• [Prompt]:
Starting from the line containing "Type out the text in this image.", write out every remaining line exactly, the last one included.

(Records)
━━━━━━━━━━━━━━━━━━━━━━━━━━━━━━
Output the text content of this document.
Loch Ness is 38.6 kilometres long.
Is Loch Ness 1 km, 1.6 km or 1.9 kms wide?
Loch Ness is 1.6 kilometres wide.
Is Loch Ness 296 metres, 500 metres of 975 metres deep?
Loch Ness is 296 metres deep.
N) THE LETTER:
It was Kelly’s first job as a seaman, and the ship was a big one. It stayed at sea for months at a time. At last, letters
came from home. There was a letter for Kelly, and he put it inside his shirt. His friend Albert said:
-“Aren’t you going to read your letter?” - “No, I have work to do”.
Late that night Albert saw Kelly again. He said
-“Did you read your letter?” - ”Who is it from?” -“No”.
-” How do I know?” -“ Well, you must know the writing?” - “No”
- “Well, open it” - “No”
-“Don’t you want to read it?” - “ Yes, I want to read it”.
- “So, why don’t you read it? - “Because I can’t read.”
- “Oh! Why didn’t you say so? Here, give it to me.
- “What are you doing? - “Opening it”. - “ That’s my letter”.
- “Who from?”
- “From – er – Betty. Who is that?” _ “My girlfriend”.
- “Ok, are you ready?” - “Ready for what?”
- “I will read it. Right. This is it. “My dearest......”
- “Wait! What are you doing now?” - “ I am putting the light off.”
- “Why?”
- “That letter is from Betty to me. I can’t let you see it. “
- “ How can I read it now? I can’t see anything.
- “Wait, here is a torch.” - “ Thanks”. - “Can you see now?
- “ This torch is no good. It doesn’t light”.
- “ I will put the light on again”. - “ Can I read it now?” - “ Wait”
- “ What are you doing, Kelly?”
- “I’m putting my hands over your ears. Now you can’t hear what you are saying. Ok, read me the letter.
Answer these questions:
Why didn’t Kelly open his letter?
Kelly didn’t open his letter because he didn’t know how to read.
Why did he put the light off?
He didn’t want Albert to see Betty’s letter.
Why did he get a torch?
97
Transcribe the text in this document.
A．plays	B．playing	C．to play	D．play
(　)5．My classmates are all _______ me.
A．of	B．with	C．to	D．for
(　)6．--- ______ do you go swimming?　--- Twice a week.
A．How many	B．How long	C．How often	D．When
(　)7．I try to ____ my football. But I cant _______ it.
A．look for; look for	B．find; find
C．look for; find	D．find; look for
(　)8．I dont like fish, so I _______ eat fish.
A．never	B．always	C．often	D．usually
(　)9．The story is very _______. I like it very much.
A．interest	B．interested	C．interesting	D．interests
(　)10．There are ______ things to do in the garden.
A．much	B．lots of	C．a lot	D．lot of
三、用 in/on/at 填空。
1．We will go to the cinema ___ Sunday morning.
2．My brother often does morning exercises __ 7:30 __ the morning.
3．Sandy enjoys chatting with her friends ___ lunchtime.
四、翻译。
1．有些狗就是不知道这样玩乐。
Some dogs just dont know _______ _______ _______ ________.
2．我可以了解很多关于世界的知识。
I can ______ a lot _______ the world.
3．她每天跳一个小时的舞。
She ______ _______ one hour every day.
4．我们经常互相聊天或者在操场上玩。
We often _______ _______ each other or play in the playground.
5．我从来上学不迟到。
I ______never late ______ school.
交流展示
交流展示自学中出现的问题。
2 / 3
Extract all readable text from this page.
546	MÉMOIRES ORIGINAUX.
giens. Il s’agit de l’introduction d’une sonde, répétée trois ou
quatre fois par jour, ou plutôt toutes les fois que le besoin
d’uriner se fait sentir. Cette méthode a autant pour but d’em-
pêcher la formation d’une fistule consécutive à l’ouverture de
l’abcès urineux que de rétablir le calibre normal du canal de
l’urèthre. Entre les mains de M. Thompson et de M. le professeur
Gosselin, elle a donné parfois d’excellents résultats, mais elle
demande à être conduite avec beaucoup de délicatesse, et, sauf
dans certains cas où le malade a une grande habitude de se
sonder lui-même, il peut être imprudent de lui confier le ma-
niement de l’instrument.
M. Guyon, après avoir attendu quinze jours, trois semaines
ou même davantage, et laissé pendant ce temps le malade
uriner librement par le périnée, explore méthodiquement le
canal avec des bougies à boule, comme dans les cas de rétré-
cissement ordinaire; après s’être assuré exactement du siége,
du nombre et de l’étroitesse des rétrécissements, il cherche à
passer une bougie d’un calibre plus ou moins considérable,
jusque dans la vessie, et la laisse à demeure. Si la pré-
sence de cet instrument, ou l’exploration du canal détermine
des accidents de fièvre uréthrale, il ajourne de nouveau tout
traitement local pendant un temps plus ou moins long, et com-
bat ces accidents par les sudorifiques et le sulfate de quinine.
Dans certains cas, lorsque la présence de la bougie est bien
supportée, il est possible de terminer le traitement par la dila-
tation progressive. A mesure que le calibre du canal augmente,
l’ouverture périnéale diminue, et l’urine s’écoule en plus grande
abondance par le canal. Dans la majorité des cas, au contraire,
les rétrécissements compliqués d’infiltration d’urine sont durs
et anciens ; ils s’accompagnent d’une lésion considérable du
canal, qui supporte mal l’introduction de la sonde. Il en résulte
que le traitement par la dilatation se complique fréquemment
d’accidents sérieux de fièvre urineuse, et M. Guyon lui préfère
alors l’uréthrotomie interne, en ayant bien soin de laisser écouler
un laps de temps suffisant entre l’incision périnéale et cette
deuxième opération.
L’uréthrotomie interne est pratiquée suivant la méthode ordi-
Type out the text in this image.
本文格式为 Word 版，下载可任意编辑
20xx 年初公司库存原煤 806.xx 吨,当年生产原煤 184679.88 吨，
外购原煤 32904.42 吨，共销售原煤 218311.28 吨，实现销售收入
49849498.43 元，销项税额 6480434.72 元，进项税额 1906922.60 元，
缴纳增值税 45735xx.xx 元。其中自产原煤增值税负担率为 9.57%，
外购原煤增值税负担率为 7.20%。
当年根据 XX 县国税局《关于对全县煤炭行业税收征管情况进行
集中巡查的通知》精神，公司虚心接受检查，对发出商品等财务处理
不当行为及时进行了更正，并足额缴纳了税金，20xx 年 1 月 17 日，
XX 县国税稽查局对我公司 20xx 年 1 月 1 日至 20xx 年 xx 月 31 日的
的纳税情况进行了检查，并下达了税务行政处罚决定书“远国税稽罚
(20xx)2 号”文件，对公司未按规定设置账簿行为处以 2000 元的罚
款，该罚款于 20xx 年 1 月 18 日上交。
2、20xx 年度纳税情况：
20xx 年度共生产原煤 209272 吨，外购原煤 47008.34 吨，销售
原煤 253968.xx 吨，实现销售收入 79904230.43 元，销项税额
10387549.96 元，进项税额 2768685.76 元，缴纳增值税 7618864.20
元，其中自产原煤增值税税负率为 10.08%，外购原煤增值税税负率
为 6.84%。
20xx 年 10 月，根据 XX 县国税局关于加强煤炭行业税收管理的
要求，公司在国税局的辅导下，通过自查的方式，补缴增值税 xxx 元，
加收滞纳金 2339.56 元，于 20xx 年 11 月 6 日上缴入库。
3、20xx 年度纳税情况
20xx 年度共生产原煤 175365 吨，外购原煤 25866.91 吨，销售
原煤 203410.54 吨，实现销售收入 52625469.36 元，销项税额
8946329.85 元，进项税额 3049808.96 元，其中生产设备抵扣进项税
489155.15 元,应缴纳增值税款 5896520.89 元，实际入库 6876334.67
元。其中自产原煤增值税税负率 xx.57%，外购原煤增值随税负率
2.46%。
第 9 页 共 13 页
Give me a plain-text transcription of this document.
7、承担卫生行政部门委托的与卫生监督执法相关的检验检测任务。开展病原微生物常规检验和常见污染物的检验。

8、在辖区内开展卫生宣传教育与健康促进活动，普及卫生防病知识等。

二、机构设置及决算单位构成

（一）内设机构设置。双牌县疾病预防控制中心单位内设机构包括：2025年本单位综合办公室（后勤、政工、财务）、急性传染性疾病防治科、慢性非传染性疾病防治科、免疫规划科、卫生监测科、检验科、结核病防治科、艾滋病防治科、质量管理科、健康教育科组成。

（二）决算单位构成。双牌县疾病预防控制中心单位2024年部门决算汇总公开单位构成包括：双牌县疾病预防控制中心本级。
━━━━━━━━━━━━━━━━━━━━━━━━━━━━━━
• [Written solution]:
Type out the text in this image.
本文格式为 Word 版，下载可任意编辑
20xx 年初公司库存原煤 806.xx 吨,当年生产原煤 184679.88 吨，
外购原煤 32904.42 吨，共销售原煤 218311.28 吨，实现销售收入
49849498.43 元，销项税额 6480434.72 元，进项税额 1906922.60 元，
缴纳增值税 45735xx.xx 元。其中自产原煤增值税负担率为 9.57%，
外购原煤增值税负担率为 7.20%。
当年根据 XX 县国税局《关于对全县煤炭行业税收征管情况进行
集中巡查的通知》精神，公司虚心接受检查，对发出商品等财务处理
不当行为及时进行了更正，并足额缴纳了税金，20xx 年 1 月 17 日，
XX 县国税稽查局对我公司 20xx 年 1 月 1 日至 20xx 年 xx 月 31 日的
的纳税情况进行了检查，并下达了税务行政处罚决定书“远国税稽罚
(20xx)2 号”文件，对公司未按规定设置账簿行为处以 2000 元的罚
款，该罚款于 20xx 年 1 月 18 日上交。
2、20xx 年度纳税情况：
20xx 年度共生产原煤 209272 吨，外购原煤 47008.34 吨，销售
原煤 253968.xx 吨，实现销售收入 79904230.43 元，销项税额
10387549.96 元，进项税额 2768685.76 元，缴纳增值税 7618864.20
元，其中自产原煤增值税税负率为 10.08%，外购原煤增值税税负率
为 6.84%。
20xx 年 10 月，根据 XX 县国税局关于加强煤炭行业税收管理的
要求，公司在国税局的辅导下，通过自查的方式，补缴增值税 xxx 元，
加收滞纳金 2339.56 元，于 20xx 年 11 月 6 日上缴入库。
3、20xx 年度纳税情况
20xx 年度共生产原煤 175365 吨，外购原煤 25866.91 吨，销售
原煤 203410.54 吨，实现销售收入 52625469.36 元，销项税额
8946329.85 元，进项税额 3049808.96 元，其中生产设备抵扣进项税
489155.15 元,应缴纳增值税款 5896520.89 元，实际入库 6876334.67
元。其中自产原煤增值税税负率 xx.57%，外购原煤增值随税负率
2.46%。
第 9 页 共 13 页
Give me a plain-text transcription of this document.
7、承担卫生行政部门委托的与卫生监督执法相关的检验检测任务。开展病原微生物常规检验和常见污染物的检验。

8、在辖区内开展卫生宣传教育与健康促进活动，普及卫生防病知识等。

二、机构设置及决算单位构成

（一）内设机构设置。双牌县疾病预防控制中心单位内设机构包括：2025年本单位综合办公室（后勤、政工、财务）、急性传染性疾病防治科、慢性非传染性疾病防治科、免疫规划科、卫生监测科、检验科、结核病防治科、艾滋病防治科、质量管理科、健康教育科组成。

（二）决算单位构成。双牌县疾病预防控制中心单位2024年部门决算汇总公开单位构成包括：双牌县疾病预防控制中心本级。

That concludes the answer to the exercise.